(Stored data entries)
####

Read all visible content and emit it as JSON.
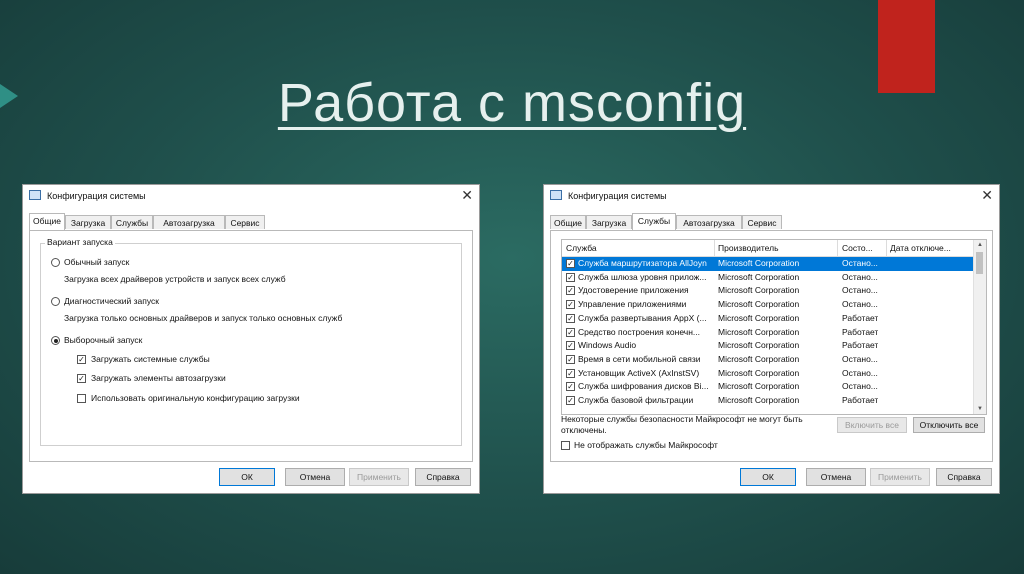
{
  "slide": {
    "title": "Работа с msconfig"
  },
  "dialog1": {
    "title": "Конфигурация системы",
    "tabs": [
      "Общие",
      "Загрузка",
      "Службы",
      "Автозагрузка",
      "Сервис"
    ],
    "active_tab": "Общие",
    "group_label": "Вариант запуска",
    "options": [
      {
        "label": "Обычный запуск",
        "desc": "Загрузка всех драйверов устройств и запуск всех служб",
        "selected": false
      },
      {
        "label": "Диагностический запуск",
        "desc": "Загрузка только основных драйверов и запуск только основных служб",
        "selected": false
      },
      {
        "label": "Выборочный запуск",
        "desc": "",
        "selected": true
      }
    ],
    "checkboxes": [
      {
        "label": "Загружать системные службы",
        "checked": true
      },
      {
        "label": "Загружать элементы автозагрузки",
        "checked": true
      },
      {
        "label": "Использовать оригинальную конфигурацию загрузки",
        "checked": false
      }
    ],
    "buttons": {
      "ok": "ОК",
      "cancel": "Отмена",
      "apply": "Применить",
      "help": "Справка"
    }
  },
  "dialog2": {
    "title": "Конфигурация системы",
    "tabs": [
      "Общие",
      "Загрузка",
      "Службы",
      "Автозагрузка",
      "Сервис"
    ],
    "active_tab": "Службы",
    "columns": [
      "Служба",
      "Производитель",
      "Состо...",
      "Дата отключе..."
    ],
    "rows": [
      {
        "name": "Служба маршрутизатора AllJoyn",
        "vendor": "Microsoft Corporation",
        "status": "Остано...",
        "checked": true,
        "selected": true
      },
      {
        "name": "Служба шлюза уровня прилож...",
        "vendor": "Microsoft Corporation",
        "status": "Остано...",
        "checked": true,
        "selected": false
      },
      {
        "name": "Удостоверение приложения",
        "vendor": "Microsoft Corporation",
        "status": "Остано...",
        "checked": true,
        "selected": false
      },
      {
        "name": "Управление приложениями",
        "vendor": "Microsoft Corporation",
        "status": "Остано...",
        "checked": true,
        "selected": false
      },
      {
        "name": "Служба развертывания AppX (...",
        "vendor": "Microsoft Corporation",
        "status": "Работает",
        "checked": true,
        "selected": false
      },
      {
        "name": "Средство построения конечн...",
        "vendor": "Microsoft Corporation",
        "status": "Работает",
        "checked": true,
        "selected": false
      },
      {
        "name": "Windows Audio",
        "vendor": "Microsoft Corporation",
        "status": "Работает",
        "checked": true,
        "selected": false
      },
      {
        "name": "Время в сети мобильной связи",
        "vendor": "Microsoft Corporation",
        "status": "Остано...",
        "checked": true,
        "selected": false
      },
      {
        "name": "Установщик ActiveX (AxInstSV)",
        "vendor": "Microsoft Corporation",
        "status": "Остано...",
        "checked": true,
        "selected": false
      },
      {
        "name": "Служба шифрования дисков Bi...",
        "vendor": "Microsoft Corporation",
        "status": "Остано...",
        "checked": true,
        "selected": false
      },
      {
        "name": "Служба базовой фильтрации",
        "vendor": "Microsoft Corporation",
        "status": "Работает",
        "checked": true,
        "selected": false
      }
    ],
    "note": "Некоторые службы безопасности Майкрософт не могут быть отключены.",
    "enable_all": "Включить все",
    "disable_all": "Отключить все",
    "hide_ms_label": "Не отображать службы Майкрософт",
    "buttons": {
      "ok": "ОК",
      "cancel": "Отмена",
      "apply": "Применить",
      "help": "Справка"
    }
  }
}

####

To do.
The material above holds pictures; copy everything else in it exactly.

The output.
Read all visible content and emit it as JSON.
{
  "slide": {
    "title": "Работа с msconfig"
  },
  "dialog1": {
    "title": "Конфигурация системы",
    "tabs": [
      "Общие",
      "Загрузка",
      "Службы",
      "Автозагрузка",
      "Сервис"
    ],
    "active_tab": "Общие",
    "group_label": "Вариант запуска",
    "options": [
      {
        "label": "Обычный запуск",
        "desc": "Загрузка всех драйверов устройств и запуск всех служб",
        "selected": false
      },
      {
        "label": "Диагностический запуск",
        "desc": "Загрузка только основных драйверов и запуск только основных служб",
        "selected": false
      },
      {
        "label": "Выборочный запуск",
        "desc": "",
        "selected": true
      }
    ],
    "checkboxes": [
      {
        "label": "Загружать системные службы",
        "checked": true
      },
      {
        "label": "Загружать элементы автозагрузки",
        "checked": true
      },
      {
        "label": "Использовать оригинальную конфигурацию загрузки",
        "checked": false
      }
    ],
    "buttons": {
      "ok": "ОК",
      "cancel": "Отмена",
      "apply": "Применить",
      "help": "Справка"
    }
  },
  "dialog2": {
    "title": "Конфигурация системы",
    "tabs": [
      "Общие",
      "Загрузка",
      "Службы",
      "Автозагрузка",
      "Сервис"
    ],
    "active_tab": "Службы",
    "columns": [
      "Служба",
      "Производитель",
      "Состо...",
      "Дата отключе..."
    ],
    "rows": [
      {
        "name": "Служба маршрутизатора AllJoyn",
        "vendor": "Microsoft Corporation",
        "status": "Остано...",
        "checked": true,
        "selected": true
      },
      {
        "name": "Служба шлюза уровня прилож...",
        "vendor": "Microsoft Corporation",
        "status": "Остано...",
        "checked": true,
        "selected": false
      },
      {
        "name": "Удостоверение приложения",
        "vendor": "Microsoft Corporation",
        "status": "Остано...",
        "checked": true,
        "selected": false
      },
      {
        "name": "Управление приложениями",
        "vendor": "Microsoft Corporation",
        "status": "Остано...",
        "checked": true,
        "selected": false
      },
      {
        "name": "Служба развертывания AppX (...",
        "vendor": "Microsoft Corporation",
        "status": "Работает",
        "checked": true,
        "selected": false
      },
      {
        "name": "Средство построения конечн...",
        "vendor": "Microsoft Corporation",
        "status": "Работает",
        "checked": true,
        "selected": false
      },
      {
        "name": "Windows Audio",
        "vendor": "Microsoft Corporation",
        "status": "Работает",
        "checked": true,
        "selected": false
      },
      {
        "name": "Время в сети мобильной связи",
        "vendor": "Microsoft Corporation",
        "status": "Остано...",
        "checked": true,
        "selected": false
      },
      {
        "name": "Установщик ActiveX (AxInstSV)",
        "vendor": "Microsoft Corporation",
        "status": "Остано...",
        "checked": true,
        "selected": false
      },
      {
        "name": "Служба шифрования дисков Bi...",
        "vendor": "Microsoft Corporation",
        "status": "Остано...",
        "checked": true,
        "selected": false
      },
      {
        "name": "Служба базовой фильтрации",
        "vendor": "Microsoft Corporation",
        "status": "Работает",
        "checked": true,
        "selected": false
      }
    ],
    "note": "Некоторые службы безопасности Майкрософт не могут быть отключены.",
    "enable_all": "Включить все",
    "disable_all": "Отключить все",
    "hide_ms_label": "Не отображать службы Майкрософт",
    "buttons": {
      "ok": "ОК",
      "cancel": "Отмена",
      "apply": "Применить",
      "help": "Справка"
    }
  }
}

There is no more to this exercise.